Task instructions
Retype all of the data. Every line must match exactly.

Extracted material
---*---
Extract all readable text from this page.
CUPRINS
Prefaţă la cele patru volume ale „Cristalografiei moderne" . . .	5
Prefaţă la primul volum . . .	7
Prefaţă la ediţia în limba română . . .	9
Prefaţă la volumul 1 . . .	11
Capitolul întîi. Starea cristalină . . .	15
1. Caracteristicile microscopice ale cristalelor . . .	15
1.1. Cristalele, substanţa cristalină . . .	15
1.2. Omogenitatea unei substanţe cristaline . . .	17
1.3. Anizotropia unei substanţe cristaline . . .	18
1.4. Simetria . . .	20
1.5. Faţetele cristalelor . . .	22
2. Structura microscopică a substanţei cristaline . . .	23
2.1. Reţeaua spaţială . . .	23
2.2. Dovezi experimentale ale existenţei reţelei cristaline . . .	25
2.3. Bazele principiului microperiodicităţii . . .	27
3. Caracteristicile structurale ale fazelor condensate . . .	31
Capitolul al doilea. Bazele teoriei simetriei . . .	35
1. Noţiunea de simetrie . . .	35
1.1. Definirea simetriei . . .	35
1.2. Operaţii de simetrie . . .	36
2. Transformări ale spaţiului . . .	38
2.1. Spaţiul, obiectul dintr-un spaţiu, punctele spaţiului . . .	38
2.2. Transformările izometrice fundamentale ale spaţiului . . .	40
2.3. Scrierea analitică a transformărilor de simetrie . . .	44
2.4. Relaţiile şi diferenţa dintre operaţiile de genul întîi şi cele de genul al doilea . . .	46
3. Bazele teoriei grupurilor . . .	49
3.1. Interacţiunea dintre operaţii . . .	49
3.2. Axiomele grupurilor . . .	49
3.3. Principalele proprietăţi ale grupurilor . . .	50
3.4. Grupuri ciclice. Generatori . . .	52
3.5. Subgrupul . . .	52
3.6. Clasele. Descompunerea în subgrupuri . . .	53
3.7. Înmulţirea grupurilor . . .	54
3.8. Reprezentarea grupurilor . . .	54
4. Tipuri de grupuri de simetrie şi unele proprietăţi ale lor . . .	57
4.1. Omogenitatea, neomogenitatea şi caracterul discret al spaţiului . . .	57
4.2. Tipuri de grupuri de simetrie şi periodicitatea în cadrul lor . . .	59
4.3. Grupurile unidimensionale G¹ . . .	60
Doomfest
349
---*---
Finished task
Extract all readable text from this page.
CUPRINS
Prefaţă la cele patru volume ale „Cristalografiei moderne" . . .	5
Prefaţă la primul volum . . .	7
Prefaţă la ediţia în limba română . . .	9
Prefaţă la volumul 1 . . .	11
Capitolul întîi. Starea cristalină . . .	15
1. Caracteristicile microscopice ale cristalelor . . .	15
1.1. Cristalele, substanţa cristalină . . .	15
1.2. Omogenitatea unei substanţe cristaline . . .	17
1.3. Anizotropia unei substanţe cristaline . . .	18
1.4. Simetria . . .	20
1.5. Faţetele cristalelor . . .	22
2. Structura microscopică a substanţei cristaline . . .	23
2.1. Reţeaua spaţială . . .	23
2.2. Dovezi experimentale ale existenţei reţelei cristaline . . .	25
2.3. Bazele principiului microperiodicităţii . . .	27
3. Caracteristicile structurale ale fazelor condensate . . .	31
Capitolul al doilea. Bazele teoriei simetriei . . .	35
1. Noţiunea de simetrie . . .	35
1.1. Definirea simetriei . . .	35
1.2. Operaţii de simetrie . . .	36
2. Transformări ale spaţiului . . .	38
2.1. Spaţiul, obiectul dintr-un spaţiu, punctele spaţiului . . .	38
2.2. Transformările izometrice fundamentale ale spaţiului . . .	40
2.3. Scrierea analitică a transformărilor de simetrie . . .	44
2.4. Relaţiile şi diferenţa dintre operaţiile de genul întîi şi cele de genul al doilea . . .	46
3. Bazele teoriei grupurilor . . .	49
3.1. Interacţiunea dintre operaţii . . .	49
3.2. Axiomele grupurilor . . .	49
3.3. Principalele proprietăţi ale grupurilor . . .	50
3.4. Grupuri ciclice. Generatori . . .	52
3.5. Subgrupul . . .	52
3.6. Clasele. Descompunerea în subgrupuri . . .	53
3.7. Înmulţirea grupurilor . . .	54
3.8. Reprezentarea grupurilor . . .	54
4. Tipuri de grupuri de simetrie şi unele proprietăţi ale lor . . .	57
4.1. Omogenitatea, neomogenitatea şi caracterul discret al spaţiului . . .	57
4.2. Tipuri de grupuri de simetrie şi periodicitatea în cadrul lor . . .	59
4.3. Grupurile unidimensionale G¹ . . .	60
Doomfest
349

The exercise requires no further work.